[Bounding box entries]
============================================================

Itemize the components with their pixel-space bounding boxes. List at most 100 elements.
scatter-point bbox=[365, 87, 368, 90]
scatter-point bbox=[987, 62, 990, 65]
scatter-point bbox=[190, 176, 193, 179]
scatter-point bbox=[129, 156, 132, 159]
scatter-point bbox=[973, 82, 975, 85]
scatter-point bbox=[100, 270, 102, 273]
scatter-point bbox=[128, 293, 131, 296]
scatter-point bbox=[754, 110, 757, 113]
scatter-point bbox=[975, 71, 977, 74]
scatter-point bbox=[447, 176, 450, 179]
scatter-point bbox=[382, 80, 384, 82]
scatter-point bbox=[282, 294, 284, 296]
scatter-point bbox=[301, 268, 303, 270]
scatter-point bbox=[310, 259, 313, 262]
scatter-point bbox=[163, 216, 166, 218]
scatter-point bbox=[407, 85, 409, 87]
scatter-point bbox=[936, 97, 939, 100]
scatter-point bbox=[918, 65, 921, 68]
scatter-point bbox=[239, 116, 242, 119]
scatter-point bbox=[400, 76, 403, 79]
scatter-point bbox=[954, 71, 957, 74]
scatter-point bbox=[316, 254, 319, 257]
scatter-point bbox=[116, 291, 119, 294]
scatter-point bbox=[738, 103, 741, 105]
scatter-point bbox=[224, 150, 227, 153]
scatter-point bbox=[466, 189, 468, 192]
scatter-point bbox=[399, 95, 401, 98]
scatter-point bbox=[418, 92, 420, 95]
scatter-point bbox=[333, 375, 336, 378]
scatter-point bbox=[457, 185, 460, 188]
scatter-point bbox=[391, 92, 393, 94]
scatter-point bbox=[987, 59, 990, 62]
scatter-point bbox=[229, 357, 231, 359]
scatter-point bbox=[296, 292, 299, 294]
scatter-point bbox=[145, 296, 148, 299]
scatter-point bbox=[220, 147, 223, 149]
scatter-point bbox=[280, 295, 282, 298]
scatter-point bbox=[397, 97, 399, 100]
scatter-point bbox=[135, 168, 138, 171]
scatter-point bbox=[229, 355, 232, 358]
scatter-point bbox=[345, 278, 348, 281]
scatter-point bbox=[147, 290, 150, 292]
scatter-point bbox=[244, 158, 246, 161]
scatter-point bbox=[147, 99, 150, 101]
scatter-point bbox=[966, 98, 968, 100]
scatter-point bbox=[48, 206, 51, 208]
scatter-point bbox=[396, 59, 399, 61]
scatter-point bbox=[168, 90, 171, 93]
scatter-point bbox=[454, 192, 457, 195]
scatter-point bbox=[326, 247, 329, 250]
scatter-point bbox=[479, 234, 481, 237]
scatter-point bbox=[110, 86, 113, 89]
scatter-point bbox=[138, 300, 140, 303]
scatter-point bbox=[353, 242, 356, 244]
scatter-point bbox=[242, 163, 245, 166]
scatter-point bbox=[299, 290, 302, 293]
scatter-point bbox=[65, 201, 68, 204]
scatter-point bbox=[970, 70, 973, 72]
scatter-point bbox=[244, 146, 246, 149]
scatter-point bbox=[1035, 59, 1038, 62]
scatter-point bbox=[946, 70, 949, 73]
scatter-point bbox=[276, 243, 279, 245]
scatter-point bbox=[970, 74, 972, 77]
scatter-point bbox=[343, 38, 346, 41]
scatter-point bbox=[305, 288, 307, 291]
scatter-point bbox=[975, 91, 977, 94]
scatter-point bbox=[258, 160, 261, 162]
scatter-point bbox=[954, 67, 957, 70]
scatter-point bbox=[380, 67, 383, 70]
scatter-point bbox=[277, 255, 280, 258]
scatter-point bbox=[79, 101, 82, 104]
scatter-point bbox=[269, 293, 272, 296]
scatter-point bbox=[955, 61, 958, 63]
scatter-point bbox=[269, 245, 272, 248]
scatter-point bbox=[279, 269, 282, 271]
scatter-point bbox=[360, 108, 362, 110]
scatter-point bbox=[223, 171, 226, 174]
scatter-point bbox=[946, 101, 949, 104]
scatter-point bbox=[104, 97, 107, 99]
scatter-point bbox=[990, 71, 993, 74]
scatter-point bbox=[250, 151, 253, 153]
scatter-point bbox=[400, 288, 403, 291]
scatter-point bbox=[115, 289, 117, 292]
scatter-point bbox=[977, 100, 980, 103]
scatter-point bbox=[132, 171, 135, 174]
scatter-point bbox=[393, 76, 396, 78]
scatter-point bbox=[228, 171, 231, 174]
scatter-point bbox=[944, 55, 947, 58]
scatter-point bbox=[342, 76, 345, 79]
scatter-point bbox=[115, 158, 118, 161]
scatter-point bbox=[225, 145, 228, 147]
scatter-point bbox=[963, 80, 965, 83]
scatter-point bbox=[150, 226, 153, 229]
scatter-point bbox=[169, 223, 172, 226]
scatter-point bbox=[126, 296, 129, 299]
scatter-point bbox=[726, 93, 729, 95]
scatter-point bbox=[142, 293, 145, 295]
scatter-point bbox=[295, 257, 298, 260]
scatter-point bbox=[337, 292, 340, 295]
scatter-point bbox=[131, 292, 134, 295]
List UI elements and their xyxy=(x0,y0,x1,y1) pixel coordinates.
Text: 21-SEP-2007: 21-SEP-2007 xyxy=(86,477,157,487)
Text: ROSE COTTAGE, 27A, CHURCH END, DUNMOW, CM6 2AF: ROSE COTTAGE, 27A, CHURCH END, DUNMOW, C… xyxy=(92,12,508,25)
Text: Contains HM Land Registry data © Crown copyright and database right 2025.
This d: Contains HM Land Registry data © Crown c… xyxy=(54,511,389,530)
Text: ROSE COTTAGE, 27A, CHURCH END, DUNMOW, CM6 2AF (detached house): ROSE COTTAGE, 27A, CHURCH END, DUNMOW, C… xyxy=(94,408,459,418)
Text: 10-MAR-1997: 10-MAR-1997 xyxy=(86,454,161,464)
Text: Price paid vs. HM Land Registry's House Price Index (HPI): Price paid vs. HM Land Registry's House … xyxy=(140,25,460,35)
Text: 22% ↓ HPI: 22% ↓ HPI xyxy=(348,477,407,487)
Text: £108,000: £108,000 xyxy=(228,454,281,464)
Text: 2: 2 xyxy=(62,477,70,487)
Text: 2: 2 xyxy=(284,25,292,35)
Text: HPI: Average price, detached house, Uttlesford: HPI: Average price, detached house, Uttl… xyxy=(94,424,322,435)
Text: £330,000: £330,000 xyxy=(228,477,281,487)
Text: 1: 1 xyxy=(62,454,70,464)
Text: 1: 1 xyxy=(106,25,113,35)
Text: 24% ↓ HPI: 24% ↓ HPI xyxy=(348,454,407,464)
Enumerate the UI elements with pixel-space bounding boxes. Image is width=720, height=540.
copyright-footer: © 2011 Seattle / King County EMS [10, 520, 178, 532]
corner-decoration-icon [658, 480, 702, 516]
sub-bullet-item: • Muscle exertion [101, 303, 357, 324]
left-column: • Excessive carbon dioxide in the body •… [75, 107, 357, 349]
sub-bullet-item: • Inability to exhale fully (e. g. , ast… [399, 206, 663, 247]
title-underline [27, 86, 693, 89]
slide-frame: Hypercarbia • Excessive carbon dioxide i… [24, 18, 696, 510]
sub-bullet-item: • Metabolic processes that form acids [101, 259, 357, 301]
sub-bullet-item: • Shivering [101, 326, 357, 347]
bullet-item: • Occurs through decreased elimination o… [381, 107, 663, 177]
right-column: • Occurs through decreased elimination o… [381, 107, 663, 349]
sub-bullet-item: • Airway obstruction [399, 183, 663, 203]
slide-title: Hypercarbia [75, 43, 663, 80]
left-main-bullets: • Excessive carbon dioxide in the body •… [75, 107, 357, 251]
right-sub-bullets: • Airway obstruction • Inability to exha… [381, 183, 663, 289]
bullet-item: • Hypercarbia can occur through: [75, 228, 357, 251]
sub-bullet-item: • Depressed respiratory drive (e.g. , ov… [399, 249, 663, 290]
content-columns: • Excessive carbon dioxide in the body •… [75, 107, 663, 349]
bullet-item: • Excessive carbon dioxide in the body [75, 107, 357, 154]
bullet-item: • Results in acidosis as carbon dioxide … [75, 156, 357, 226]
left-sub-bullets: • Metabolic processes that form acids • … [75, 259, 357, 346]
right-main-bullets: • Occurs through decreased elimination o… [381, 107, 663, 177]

============================================================

• **Short task**
Render the stretch of the listing from its first line through the line containing "scatter-point bbox=[163, 216, 166, 218]" as a Markdown table with the columns Row and Entry. Number each line in Row, put its text in Entry, and leave out any blank lines.

• **Answer to the exercise**
| Row | Entry |
|---|---|
| 1 | Itemize the components with their pixel-space bounding boxes. List at most 100 elements. |
| 2 | scatter-point bbox=[365, 87, 368, 90] |
| 3 | scatter-point bbox=[987, 62, 990, 65] |
| 4 | scatter-point bbox=[190, 176, 193, 179] |
| 5 | scatter-point bbox=[129, 156, 132, 159] |
| 6 | scatter-point bbox=[973, 82, 975, 85] |
| 7 | scatter-point bbox=[100, 270, 102, 273] |
| 8 | scatter-point bbox=[128, 293, 131, 296] |
| 9 | scatter-point bbox=[754, 110, 757, 113] |
| 10 | scatter-point bbox=[975, 71, 977, 74] |
| 11 | scatter-point bbox=[447, 176, 450, 179] |
| 12 | scatter-point bbox=[382, 80, 384, 82] |
| 13 | scatter-point bbox=[282, 294, 284, 296] |
| 14 | scatter-point bbox=[301, 268, 303, 270] |
| 15 | scatter-point bbox=[310, 259, 313, 262] |
| 16 | scatter-point bbox=[163, 216, 166, 218] |